- Data extract -
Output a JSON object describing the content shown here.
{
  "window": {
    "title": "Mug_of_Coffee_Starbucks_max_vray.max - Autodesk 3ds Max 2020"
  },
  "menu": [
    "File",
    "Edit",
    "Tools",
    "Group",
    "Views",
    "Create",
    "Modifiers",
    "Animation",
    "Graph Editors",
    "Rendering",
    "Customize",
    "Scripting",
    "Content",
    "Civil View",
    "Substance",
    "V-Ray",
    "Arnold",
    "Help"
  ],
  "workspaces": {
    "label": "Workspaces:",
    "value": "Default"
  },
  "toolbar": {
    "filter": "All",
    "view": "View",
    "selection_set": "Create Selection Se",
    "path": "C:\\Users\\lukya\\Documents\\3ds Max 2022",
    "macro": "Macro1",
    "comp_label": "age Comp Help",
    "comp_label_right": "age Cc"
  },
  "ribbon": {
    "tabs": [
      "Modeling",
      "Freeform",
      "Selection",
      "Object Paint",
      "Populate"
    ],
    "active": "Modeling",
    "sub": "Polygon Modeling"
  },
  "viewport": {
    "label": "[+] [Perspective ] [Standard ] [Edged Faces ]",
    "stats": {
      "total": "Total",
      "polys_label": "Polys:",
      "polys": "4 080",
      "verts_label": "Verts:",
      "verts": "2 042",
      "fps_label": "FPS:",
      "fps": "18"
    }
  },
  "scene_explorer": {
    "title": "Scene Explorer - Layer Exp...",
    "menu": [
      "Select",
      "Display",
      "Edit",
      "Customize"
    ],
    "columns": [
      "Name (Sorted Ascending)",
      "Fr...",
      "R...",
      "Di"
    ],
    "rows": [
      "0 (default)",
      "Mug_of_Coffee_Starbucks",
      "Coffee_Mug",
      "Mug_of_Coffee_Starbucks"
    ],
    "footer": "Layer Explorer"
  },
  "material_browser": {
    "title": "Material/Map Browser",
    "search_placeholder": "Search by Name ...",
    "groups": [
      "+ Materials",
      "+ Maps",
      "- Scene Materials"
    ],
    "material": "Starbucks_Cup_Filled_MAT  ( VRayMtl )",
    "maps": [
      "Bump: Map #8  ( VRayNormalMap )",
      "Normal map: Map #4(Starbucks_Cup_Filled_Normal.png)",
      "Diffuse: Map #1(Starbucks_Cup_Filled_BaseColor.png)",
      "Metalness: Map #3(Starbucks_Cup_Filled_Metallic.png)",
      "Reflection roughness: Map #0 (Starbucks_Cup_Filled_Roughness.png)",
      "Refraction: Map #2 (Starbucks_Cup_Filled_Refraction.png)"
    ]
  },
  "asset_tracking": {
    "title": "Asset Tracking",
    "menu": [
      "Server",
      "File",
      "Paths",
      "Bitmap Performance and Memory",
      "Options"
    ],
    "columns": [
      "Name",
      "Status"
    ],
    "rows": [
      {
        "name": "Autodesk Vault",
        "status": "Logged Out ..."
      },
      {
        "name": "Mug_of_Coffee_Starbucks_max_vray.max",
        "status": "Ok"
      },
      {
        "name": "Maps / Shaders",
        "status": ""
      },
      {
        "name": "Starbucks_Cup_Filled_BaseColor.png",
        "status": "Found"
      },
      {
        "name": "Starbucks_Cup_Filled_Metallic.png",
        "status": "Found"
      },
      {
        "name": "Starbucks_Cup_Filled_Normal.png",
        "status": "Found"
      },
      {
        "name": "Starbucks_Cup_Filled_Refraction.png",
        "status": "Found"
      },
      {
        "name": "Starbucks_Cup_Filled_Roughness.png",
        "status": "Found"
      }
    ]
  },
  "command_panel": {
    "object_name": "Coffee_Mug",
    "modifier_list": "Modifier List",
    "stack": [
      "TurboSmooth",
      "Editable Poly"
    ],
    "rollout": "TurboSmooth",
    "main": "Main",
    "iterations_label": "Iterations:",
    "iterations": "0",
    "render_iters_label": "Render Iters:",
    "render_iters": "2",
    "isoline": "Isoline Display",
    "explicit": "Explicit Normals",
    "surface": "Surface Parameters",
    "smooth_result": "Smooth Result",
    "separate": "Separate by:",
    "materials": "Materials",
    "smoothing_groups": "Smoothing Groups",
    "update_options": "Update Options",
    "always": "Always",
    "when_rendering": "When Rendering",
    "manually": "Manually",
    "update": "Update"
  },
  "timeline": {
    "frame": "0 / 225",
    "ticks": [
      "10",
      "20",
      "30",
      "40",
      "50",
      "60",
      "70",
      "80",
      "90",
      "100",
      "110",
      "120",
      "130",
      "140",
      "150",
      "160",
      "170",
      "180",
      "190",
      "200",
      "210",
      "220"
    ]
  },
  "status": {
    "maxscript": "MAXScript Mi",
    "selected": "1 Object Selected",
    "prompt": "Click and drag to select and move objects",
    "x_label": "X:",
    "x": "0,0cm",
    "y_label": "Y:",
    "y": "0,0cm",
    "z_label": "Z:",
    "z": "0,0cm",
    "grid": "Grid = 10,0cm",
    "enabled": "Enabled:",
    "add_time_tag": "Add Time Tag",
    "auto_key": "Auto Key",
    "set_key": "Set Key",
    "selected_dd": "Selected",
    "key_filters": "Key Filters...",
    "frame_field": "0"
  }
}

- Aim -
From the data above, extract every line in its exact form.

- Exercise response -
Output a JSON object describing the content shown here.
{
  "window": {
    "title": "Mug_of_Coffee_Starbucks_max_vray.max - Autodesk 3ds Max 2020"
  },
  "menu": [
    "File",
    "Edit",
    "Tools",
    "Group",
    "Views",
    "Create",
    "Modifiers",
    "Animation",
    "Graph Editors",
    "Rendering",
    "Customize",
    "Scripting",
    "Content",
    "Civil View",
    "Substance",
    "V-Ray",
    "Arnold",
    "Help"
  ],
  "workspaces": {
    "label": "Workspaces:",
    "value": "Default"
  },
  "toolbar": {
    "filter": "All",
    "view": "View",
    "selection_set": "Create Selection Se",
    "path": "C:\\Users\\lukya\\Documents\\3ds Max 2022",
    "macro": "Macro1",
    "comp_label": "age Comp Help",
    "comp_label_right": "age Cc"
  },
  "ribbon": {
    "tabs": [
      "Modeling",
      "Freeform",
      "Selection",
      "Object Paint",
      "Populate"
    ],
    "active": "Modeling",
    "sub": "Polygon Modeling"
  },
  "viewport": {
    "label": "[+] [Perspective ] [Standard ] [Edged Faces ]",
    "stats": {
      "total": "Total",
      "polys_label": "Polys:",
      "polys": "4 080",
      "verts_label": "Verts:",
      "verts": "2 042",
      "fps_label": "FPS:",
      "fps": "18"
    }
  },
  "scene_explorer": {
    "title": "Scene Explorer - Layer Exp...",
    "menu": [
      "Select",
      "Display",
      "Edit",
      "Customize"
    ],
    "columns": [
      "Name (Sorted Ascending)",
      "Fr...",
      "R...",
      "Di"
    ],
    "rows": [
      "0 (default)",
      "Mug_of_Coffee_Starbucks",
      "Coffee_Mug",
      "Mug_of_Coffee_Starbucks"
    ],
    "footer": "Layer Explorer"
  },
  "material_browser": {
    "title": "Material/Map Browser",
    "search_placeholder": "Search by Name ...",
    "groups": [
      "+ Materials",
      "+ Maps",
      "- Scene Materials"
    ],
    "material": "Starbucks_Cup_Filled_MAT  ( VRayMtl )",
    "maps": [
      "Bump: Map #8  ( VRayNormalMap )",
      "Normal map: Map #4(Starbucks_Cup_Filled_Normal.png)",
      "Diffuse: Map #1(Starbucks_Cup_Filled_BaseColor.png)",
      "Metalness: Map #3(Starbucks_Cup_Filled_Metallic.png)",
      "Reflection roughness: Map #0 (Starbucks_Cup_Filled_Roughness.png)",
      "Refraction: Map #2 (Starbucks_Cup_Filled_Refraction.png)"
    ]
  },
  "asset_tracking": {
    "title": "Asset Tracking",
    "menu": [
      "Server",
      "File",
      "Paths",
      "Bitmap Performance and Memory",
      "Options"
    ],
    "columns": [
      "Name",
      "Status"
    ],
    "rows": [
      {
        "name": "Autodesk Vault",
        "status": "Logged Out ..."
      },
      {
        "name": "Mug_of_Coffee_Starbucks_max_vray.max",
        "status": "Ok"
      },
      {
        "name": "Maps / Shaders",
        "status": ""
      },
      {
        "name": "Starbucks_Cup_Filled_BaseColor.png",
        "status": "Found"
      },
      {
        "name": "Starbucks_Cup_Filled_Metallic.png",
        "status": "Found"
      },
      {
        "name": "Starbucks_Cup_Filled_Normal.png",
        "status": "Found"
      },
      {
        "name": "Starbucks_Cup_Filled_Refraction.png",
        "status": "Found"
      },
      {
        "name": "Starbucks_Cup_Filled_Roughness.png",
        "status": "Found"
      }
    ]
  },
  "command_panel": {
    "object_name": "Coffee_Mug",
    "modifier_list": "Modifier List",
    "stack": [
      "TurboSmooth",
      "Editable Poly"
    ],
    "rollout": "TurboSmooth",
    "main": "Main",
    "iterations_label": "Iterations:",
    "iterations": "0",
    "render_iters_label": "Render Iters:",
    "render_iters": "2",
    "isoline": "Isoline Display",
    "explicit": "Explicit Normals",
    "surface": "Surface Parameters",
    "smooth_result": "Smooth Result",
    "separate": "Separate by:",
    "materials": "Materials",
    "smoothing_groups": "Smoothing Groups",
    "update_options": "Update Options",
    "always": "Always",
    "when_rendering": "When Rendering",
    "manually": "Manually",
    "update": "Update"
  },
  "timeline": {
    "frame": "0 / 225",
    "ticks": [
      "10",
      "20",
      "30",
      "40",
      "50",
      "60",
      "70",
      "80",
      "90",
      "100",
      "110",
      "120",
      "130",
      "140",
      "150",
      "160",
      "170",
      "180",
      "190",
      "200",
      "210",
      "220"
    ]
  },
  "status": {
    "maxscript": "MAXScript Mi",
    "selected": "1 Object Selected",
    "prompt": "Click and drag to select and move objects",
    "x_label": "X:",
    "x": "0,0cm",
    "y_label": "Y:",
    "y": "0,0cm",
    "z_label": "Z:",
    "z": "0,0cm",
    "grid": "Grid = 10,0cm",
    "enabled": "Enabled:",
    "add_time_tag": "Add Time Tag",
    "auto_key": "Auto Key",
    "set_key": "Set Key",
    "selected_dd": "Selected",
    "key_filters": "Key Filters...",
    "frame_field": "0"
  }
}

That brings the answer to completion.